> [Work to complete] Count only the lines of the records that hold "controlled", then give the number without any other words.

> [Records]
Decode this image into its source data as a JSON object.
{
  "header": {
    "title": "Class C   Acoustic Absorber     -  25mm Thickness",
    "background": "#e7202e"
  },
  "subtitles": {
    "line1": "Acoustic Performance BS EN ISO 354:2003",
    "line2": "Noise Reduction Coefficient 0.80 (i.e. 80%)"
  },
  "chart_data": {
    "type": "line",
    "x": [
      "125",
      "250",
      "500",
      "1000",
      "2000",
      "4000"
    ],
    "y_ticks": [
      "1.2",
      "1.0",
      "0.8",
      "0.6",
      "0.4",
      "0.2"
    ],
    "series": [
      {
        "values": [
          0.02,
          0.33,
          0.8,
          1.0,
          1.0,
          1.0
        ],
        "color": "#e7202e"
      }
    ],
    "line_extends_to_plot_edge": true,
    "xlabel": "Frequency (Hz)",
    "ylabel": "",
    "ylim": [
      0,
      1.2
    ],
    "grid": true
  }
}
--
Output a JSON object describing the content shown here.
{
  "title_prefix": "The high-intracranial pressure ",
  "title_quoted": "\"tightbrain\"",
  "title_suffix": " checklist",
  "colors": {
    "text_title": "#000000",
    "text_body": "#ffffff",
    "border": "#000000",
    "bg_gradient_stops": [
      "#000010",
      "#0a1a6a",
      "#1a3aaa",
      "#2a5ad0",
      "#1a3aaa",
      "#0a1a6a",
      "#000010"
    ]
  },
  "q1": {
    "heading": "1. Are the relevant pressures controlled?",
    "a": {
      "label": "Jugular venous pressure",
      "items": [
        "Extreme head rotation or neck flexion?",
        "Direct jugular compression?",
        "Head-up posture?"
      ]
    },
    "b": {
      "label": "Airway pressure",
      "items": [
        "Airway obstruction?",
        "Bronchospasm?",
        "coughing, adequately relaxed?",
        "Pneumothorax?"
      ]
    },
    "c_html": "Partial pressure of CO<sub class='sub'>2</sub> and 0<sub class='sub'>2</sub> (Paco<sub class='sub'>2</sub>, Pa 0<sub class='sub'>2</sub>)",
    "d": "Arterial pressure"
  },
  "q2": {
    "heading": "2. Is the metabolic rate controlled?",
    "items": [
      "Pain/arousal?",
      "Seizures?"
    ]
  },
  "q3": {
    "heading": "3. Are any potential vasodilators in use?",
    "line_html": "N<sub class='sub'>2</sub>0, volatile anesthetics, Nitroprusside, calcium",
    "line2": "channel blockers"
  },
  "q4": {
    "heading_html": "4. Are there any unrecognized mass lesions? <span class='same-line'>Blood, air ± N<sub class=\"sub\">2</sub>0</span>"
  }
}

> [Task result] 2